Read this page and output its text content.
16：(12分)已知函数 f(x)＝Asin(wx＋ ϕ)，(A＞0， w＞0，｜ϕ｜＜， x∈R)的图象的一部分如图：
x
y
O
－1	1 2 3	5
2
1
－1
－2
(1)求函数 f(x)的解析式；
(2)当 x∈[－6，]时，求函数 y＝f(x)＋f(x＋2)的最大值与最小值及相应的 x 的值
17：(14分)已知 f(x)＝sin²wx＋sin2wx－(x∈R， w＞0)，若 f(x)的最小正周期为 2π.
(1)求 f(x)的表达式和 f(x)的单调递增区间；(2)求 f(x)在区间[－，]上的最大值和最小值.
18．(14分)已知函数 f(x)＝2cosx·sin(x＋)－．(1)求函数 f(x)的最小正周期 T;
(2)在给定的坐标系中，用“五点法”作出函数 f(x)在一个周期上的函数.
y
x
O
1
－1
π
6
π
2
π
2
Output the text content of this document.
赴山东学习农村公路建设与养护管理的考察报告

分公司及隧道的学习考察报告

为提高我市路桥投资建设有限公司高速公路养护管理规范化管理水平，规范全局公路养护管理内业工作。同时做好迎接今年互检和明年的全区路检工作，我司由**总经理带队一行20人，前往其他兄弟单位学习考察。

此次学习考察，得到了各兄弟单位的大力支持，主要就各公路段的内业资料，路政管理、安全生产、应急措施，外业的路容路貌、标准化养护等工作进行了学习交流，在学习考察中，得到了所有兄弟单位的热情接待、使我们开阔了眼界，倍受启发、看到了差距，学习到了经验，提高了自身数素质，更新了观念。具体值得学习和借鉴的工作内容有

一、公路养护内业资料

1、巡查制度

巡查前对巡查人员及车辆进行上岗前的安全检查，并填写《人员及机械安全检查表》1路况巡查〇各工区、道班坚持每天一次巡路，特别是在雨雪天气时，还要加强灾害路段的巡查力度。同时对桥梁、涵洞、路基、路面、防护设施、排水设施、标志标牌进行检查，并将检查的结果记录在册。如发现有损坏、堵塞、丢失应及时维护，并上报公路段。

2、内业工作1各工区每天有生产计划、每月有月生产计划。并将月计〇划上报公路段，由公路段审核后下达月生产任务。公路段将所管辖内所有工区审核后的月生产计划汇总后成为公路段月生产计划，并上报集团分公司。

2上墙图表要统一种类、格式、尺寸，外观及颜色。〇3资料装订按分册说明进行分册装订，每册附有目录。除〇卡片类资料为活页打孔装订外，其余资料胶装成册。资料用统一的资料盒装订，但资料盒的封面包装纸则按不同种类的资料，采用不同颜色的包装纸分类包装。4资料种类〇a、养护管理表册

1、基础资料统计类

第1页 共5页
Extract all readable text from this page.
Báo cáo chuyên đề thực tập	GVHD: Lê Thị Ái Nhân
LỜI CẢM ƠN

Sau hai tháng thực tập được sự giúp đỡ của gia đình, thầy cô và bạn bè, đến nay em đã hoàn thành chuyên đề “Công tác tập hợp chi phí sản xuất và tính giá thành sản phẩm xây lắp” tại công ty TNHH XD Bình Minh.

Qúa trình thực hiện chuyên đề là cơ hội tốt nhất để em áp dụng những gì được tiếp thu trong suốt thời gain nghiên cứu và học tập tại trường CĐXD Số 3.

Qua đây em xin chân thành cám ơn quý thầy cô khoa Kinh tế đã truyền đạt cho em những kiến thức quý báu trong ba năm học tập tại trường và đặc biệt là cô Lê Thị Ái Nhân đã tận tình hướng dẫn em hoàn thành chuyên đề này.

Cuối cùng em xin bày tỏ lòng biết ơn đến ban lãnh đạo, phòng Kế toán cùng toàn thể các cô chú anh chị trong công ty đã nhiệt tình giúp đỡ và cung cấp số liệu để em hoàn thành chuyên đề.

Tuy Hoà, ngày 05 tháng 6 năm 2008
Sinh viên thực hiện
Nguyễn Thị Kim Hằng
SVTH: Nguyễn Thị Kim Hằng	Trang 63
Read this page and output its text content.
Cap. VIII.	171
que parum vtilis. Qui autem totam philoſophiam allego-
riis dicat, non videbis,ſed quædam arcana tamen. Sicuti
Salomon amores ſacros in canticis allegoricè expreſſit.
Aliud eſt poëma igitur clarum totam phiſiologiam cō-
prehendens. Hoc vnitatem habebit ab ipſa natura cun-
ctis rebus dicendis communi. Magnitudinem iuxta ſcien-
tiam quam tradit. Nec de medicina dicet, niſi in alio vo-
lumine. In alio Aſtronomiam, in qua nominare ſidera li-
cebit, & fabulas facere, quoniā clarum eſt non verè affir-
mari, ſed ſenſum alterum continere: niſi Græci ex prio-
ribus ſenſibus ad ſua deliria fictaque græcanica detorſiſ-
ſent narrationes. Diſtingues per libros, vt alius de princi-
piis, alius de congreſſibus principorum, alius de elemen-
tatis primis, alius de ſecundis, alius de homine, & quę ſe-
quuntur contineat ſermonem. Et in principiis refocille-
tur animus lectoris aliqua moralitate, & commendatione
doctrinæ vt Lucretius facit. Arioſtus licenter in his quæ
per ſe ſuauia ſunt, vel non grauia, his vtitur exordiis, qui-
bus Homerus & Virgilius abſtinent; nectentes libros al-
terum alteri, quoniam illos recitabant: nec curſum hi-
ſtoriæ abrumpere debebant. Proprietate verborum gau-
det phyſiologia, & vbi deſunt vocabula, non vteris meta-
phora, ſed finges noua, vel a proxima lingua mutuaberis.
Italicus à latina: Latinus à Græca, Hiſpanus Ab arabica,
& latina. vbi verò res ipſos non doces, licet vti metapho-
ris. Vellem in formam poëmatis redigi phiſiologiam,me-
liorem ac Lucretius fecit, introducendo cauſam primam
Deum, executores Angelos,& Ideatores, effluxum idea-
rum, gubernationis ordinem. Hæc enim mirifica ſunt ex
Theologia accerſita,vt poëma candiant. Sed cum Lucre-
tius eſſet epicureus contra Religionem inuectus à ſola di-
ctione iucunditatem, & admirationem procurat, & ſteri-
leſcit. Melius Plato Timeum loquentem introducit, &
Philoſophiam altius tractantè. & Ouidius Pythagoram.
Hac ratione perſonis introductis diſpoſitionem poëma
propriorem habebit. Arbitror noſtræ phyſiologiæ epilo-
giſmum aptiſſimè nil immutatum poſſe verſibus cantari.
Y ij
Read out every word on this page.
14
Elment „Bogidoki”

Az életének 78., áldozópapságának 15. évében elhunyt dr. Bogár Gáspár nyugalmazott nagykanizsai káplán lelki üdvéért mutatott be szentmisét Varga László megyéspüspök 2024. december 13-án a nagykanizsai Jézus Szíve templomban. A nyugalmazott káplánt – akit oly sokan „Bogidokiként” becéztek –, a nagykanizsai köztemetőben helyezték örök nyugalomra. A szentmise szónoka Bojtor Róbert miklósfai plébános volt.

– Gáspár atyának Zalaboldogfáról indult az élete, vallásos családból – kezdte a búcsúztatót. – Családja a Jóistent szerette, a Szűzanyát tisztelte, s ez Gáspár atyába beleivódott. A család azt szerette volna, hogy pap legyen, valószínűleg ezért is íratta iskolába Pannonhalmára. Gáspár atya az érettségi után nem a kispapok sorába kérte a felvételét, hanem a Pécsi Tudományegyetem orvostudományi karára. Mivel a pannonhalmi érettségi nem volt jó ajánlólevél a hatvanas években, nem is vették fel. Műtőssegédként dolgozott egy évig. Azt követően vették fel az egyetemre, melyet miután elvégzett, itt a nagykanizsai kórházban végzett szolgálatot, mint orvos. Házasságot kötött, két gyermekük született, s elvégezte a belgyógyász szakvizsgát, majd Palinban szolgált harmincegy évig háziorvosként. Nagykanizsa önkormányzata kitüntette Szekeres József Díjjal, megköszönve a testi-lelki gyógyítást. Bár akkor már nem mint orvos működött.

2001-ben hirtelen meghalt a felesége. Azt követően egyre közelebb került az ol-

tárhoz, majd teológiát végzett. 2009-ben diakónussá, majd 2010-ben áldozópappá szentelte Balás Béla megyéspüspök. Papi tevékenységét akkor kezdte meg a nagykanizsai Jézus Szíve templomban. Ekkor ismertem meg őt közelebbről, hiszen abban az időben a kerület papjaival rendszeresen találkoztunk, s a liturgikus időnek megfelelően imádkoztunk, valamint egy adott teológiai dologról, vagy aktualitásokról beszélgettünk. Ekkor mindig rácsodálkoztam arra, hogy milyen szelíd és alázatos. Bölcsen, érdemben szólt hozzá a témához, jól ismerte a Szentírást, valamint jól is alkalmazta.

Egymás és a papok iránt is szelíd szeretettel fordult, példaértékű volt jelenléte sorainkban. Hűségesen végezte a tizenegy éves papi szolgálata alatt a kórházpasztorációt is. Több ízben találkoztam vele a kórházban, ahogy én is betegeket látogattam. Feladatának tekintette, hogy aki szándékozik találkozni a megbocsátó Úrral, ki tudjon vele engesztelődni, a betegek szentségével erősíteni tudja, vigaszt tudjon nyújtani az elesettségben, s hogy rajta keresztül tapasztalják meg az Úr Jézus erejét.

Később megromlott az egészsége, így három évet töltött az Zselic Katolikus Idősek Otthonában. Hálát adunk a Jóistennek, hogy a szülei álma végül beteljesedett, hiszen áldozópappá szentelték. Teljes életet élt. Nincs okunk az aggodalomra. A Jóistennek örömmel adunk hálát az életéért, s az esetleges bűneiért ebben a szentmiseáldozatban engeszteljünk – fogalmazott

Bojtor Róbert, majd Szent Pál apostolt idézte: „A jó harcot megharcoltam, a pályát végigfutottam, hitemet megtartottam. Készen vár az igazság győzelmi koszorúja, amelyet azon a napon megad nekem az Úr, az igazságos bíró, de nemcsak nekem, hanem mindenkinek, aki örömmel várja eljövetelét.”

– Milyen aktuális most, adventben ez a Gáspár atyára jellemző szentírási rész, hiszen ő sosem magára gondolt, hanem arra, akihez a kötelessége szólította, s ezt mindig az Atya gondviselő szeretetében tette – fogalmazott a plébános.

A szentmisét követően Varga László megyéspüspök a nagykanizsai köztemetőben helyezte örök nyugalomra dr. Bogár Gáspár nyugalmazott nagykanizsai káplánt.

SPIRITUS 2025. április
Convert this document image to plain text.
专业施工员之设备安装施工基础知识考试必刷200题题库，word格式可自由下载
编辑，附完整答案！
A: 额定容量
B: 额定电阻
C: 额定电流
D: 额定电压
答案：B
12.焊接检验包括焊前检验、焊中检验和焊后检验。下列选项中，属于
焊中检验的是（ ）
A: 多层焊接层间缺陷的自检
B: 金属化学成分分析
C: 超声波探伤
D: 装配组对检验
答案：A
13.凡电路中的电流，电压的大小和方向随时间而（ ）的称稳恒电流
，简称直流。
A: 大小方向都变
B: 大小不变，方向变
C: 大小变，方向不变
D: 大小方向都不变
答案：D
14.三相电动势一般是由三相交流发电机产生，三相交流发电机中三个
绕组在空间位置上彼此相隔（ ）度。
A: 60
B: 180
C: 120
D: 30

+--

**Problem to work on:**
Each line from the one containing "Convert this document image to plain text." through the end of the entries, both included, is to be returned exactly, with no other lines.

**Answer below:**
Convert this document image to plain text.
专业施工员之设备安装施工基础知识考试必刷200题题库，word格式可自由下载
编辑，附完整答案！
A: 额定容量
B: 额定电阻
C: 额定电流
D: 额定电压
答案：B
12.焊接检验包括焊前检验、焊中检验和焊后检验。下列选项中，属于
焊中检验的是（ ）
A: 多层焊接层间缺陷的自检
B: 金属化学成分分析
C: 超声波探伤
D: 装配组对检验
答案：A
13.凡电路中的电流，电压的大小和方向随时间而（ ）的称稳恒电流
，简称直流。
A: 大小方向都变
B: 大小不变，方向变
C: 大小变，方向不变
D: 大小方向都不变
答案：D
14.三相电动势一般是由三相交流发电机产生，三相交流发电机中三个
绕组在空间位置上彼此相隔（ ）度。
A: 60
B: 180
C: 120
D: 30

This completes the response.